Give a verbatim quotation of every record.

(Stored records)
-- Start --

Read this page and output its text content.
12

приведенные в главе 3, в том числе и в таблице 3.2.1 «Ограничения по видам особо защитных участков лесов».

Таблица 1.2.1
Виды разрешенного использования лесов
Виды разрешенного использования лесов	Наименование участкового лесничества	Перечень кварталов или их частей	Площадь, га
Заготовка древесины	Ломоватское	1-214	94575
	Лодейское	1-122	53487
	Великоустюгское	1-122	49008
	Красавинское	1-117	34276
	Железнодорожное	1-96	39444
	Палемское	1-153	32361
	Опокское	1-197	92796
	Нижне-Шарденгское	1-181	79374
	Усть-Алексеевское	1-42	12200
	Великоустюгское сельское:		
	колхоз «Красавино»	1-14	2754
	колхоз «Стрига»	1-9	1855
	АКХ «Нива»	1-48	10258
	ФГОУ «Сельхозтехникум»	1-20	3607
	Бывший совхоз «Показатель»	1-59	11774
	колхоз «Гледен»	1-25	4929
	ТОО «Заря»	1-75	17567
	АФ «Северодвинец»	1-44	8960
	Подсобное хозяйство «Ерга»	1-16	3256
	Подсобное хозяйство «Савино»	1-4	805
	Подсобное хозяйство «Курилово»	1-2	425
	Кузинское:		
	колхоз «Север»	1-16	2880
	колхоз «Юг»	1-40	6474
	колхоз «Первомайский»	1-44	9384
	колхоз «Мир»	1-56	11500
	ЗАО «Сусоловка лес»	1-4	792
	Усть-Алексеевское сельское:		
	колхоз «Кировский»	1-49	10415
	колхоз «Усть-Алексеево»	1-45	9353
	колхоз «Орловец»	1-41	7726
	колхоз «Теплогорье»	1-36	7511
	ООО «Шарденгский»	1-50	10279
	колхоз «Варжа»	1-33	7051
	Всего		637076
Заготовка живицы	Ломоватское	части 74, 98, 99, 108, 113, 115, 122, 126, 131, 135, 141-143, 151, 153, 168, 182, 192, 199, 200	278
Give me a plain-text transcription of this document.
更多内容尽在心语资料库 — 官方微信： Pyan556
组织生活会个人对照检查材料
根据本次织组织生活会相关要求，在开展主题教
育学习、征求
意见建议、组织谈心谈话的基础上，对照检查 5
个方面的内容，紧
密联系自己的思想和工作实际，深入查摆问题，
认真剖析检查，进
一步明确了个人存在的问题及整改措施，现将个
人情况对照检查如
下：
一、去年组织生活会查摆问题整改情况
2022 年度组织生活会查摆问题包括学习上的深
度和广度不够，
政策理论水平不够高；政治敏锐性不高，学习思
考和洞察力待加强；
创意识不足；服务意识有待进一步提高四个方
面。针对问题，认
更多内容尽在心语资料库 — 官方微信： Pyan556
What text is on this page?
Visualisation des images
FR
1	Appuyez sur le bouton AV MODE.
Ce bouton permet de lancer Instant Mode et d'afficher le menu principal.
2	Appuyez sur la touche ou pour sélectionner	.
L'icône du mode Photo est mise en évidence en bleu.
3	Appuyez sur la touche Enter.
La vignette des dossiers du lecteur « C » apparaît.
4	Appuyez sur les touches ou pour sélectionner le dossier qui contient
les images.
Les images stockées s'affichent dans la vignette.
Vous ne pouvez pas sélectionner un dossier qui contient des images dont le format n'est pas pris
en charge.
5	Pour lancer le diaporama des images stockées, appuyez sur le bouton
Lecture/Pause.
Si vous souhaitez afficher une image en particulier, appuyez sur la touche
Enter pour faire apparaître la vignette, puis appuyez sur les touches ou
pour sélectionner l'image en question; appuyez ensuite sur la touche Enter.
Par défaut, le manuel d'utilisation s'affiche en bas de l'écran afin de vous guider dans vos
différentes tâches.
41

-- End --

* _CORRECT RESULT_
Read this page and output its text content.
12

приведенные в главе 3, в том числе и в таблице 3.2.1 «Ограничения по видам особо защитных участков лесов».

Таблица 1.2.1
Виды разрешенного использования лесов
Виды разрешенного использования лесов	Наименование участкового лесничества	Перечень кварталов или их частей	Площадь, га
Заготовка древесины	Ломоватское	1-214	94575
	Лодейское	1-122	53487
	Великоустюгское	1-122	49008
	Красавинское	1-117	34276
	Железнодорожное	1-96	39444
	Палемское	1-153	32361
	Опокское	1-197	92796
	Нижне-Шарденгское	1-181	79374
	Усть-Алексеевское	1-42	12200
	Великоустюгское сельское:		
	колхоз «Красавино»	1-14	2754
	колхоз «Стрига»	1-9	1855
	АКХ «Нива»	1-48	10258
	ФГОУ «Сельхозтехникум»	1-20	3607
	Бывший совхоз «Показатель»	1-59	11774
	колхоз «Гледен»	1-25	4929
	ТОО «Заря»	1-75	17567
	АФ «Северодвинец»	1-44	8960
	Подсобное хозяйство «Ерга»	1-16	3256
	Подсобное хозяйство «Савино»	1-4	805
	Подсобное хозяйство «Курилово»	1-2	425
	Кузинское:		
	колхоз «Север»	1-16	2880
	колхоз «Юг»	1-40	6474
	колхоз «Первомайский»	1-44	9384
	колхоз «Мир»	1-56	11500
	ЗАО «Сусоловка лес»	1-4	792
	Усть-Алексеевское сельское:		
	колхоз «Кировский»	1-49	10415
	колхоз «Усть-Алексеево»	1-45	9353
	колхоз «Орловец»	1-41	7726
	колхоз «Теплогорье»	1-36	7511
	ООО «Шарденгский»	1-50	10279
	колхоз «Варжа»	1-33	7051
	Всего		637076
Заготовка живицы	Ломоватское	части 74, 98, 99, 108, 113, 115, 122, 126, 131, 135, 141-143, 151, 153, 168, 182, 192, 199, 200	278
Give me a plain-text transcription of this document.
更多内容尽在心语资料库 — 官方微信： Pyan556
组织生活会个人对照检查材料
根据本次织组织生活会相关要求，在开展主题教
育学习、征求
意见建议、组织谈心谈话的基础上，对照检查 5
个方面的内容，紧
密联系自己的思想和工作实际，深入查摆问题，
认真剖析检查，进
一步明确了个人存在的问题及整改措施，现将个
人情况对照检查如
下：
一、去年组织生活会查摆问题整改情况
2022 年度组织生活会查摆问题包括学习上的深
度和广度不够，
政策理论水平不够高；政治敏锐性不高，学习思
考和洞察力待加强；
创意识不足；服务意识有待进一步提高四个方
面。针对问题，认
更多内容尽在心语资料库 — 官方微信： Pyan556
What text is on this page?
Visualisation des images
FR
1	Appuyez sur le bouton AV MODE.
Ce bouton permet de lancer Instant Mode et d'afficher le menu principal.
2	Appuyez sur la touche ou pour sélectionner	.
L'icône du mode Photo est mise en évidence en bleu.
3	Appuyez sur la touche Enter.
La vignette des dossiers du lecteur « C » apparaît.
4	Appuyez sur les touches ou pour sélectionner le dossier qui contient
les images.
Les images stockées s'affichent dans la vignette.
Vous ne pouvez pas sélectionner un dossier qui contient des images dont le format n'est pas pris
en charge.
5	Pour lancer le diaporama des images stockées, appuyez sur le bouton
Lecture/Pause.
Si vous souhaitez afficher une image en particulier, appuyez sur la touche
Enter pour faire apparaître la vignette, puis appuyez sur les touches ou
pour sélectionner l'image en question; appuyez ensuite sur la touche Enter.
Par défaut, le manuel d'utilisation s'affiche en bas de l'écran afin de vous guider dans vos
différentes tâches.
41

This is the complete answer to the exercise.